**EXERCISE INSTRUCTIONS:** Which lines have the string "thuần"? Copy all of them from the entries below.

**AVAILABLE DATA:**
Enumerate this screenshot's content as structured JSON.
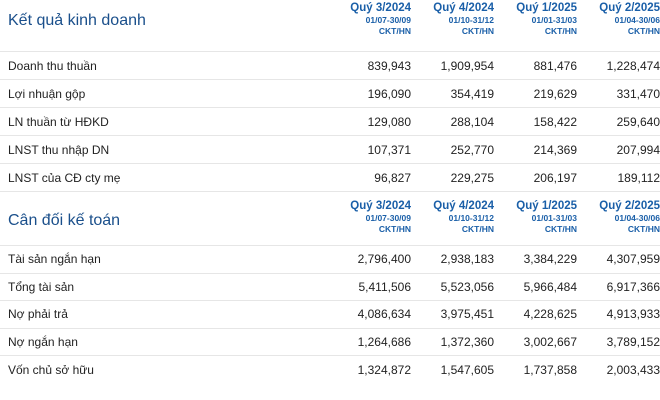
{
  "income": {
    "title": "Kết quả kinh doanh",
    "columns": [
      {
        "quarter": "Quý 3/2024",
        "dates": "01/07-30/09",
        "unit": "CKT/HN"
      },
      {
        "quarter": "Quý 4/2024",
        "dates": "01/10-31/12",
        "unit": "CKT/HN"
      },
      {
        "quarter": "Quý 1/2025",
        "dates": "01/01-31/03",
        "unit": "CKT/HN"
      },
      {
        "quarter": "Quý 2/2025",
        "dates": "01/04-30/06",
        "unit": "CKT/HN"
      }
    ],
    "rows": [
      {
        "label": "Doanh thu thuần",
        "values": [
          "839,943",
          "1,909,954",
          "881,476",
          "1,228,474"
        ]
      },
      {
        "label": "Lợi nhuận gộp",
        "values": [
          "196,090",
          "354,419",
          "219,629",
          "331,470"
        ]
      },
      {
        "label": "LN thuần từ HĐKD",
        "values": [
          "129,080",
          "288,104",
          "158,422",
          "259,640"
        ]
      },
      {
        "label": "LNST thu nhập DN",
        "values": [
          "107,371",
          "252,770",
          "214,369",
          "207,994"
        ]
      },
      {
        "label": "LNST của CĐ cty mẹ",
        "values": [
          "96,827",
          "229,275",
          "206,197",
          "189,112"
        ]
      }
    ]
  },
  "balance": {
    "title": "Cân đối kế toán",
    "columns": [
      {
        "quarter": "Quý 3/2024",
        "dates": "01/07-30/09",
        "unit": "CKT/HN"
      },
      {
        "quarter": "Quý 4/2024",
        "dates": "01/10-31/12",
        "unit": "CKT/HN"
      },
      {
        "quarter": "Quý 1/2025",
        "dates": "01/01-31/03",
        "unit": "CKT/HN"
      },
      {
        "quarter": "Quý 2/2025",
        "dates": "01/04-30/06",
        "unit": "CKT/HN"
      }
    ],
    "rows": [
      {
        "label": "Tài sản ngắn hạn",
        "values": [
          "2,796,400",
          "2,938,183",
          "3,384,229",
          "4,307,959"
        ]
      },
      {
        "label": "Tổng tài sản",
        "values": [
          "5,411,506",
          "5,523,056",
          "5,966,484",
          "6,917,366"
        ]
      },
      {
        "label": "Nợ phải trả",
        "values": [
          "4,086,634",
          "3,975,451",
          "4,228,625",
          "4,913,933"
        ]
      },
      {
        "label": "Nợ ngắn hạn",
        "values": [
          "1,264,686",
          "1,372,360",
          "3,002,667",
          "3,789,152"
        ]
      },
      {
        "label": "Vốn chủ sở hữu",
        "values": [
          "1,324,872",
          "1,547,605",
          "1,737,858",
          "2,003,433"
        ]
      }
    ]
  }
}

**ANSWER TO THE EXERCISE:**
        "label": "Doanh thu thuần",
        "label": "LN thuần từ HĐKD",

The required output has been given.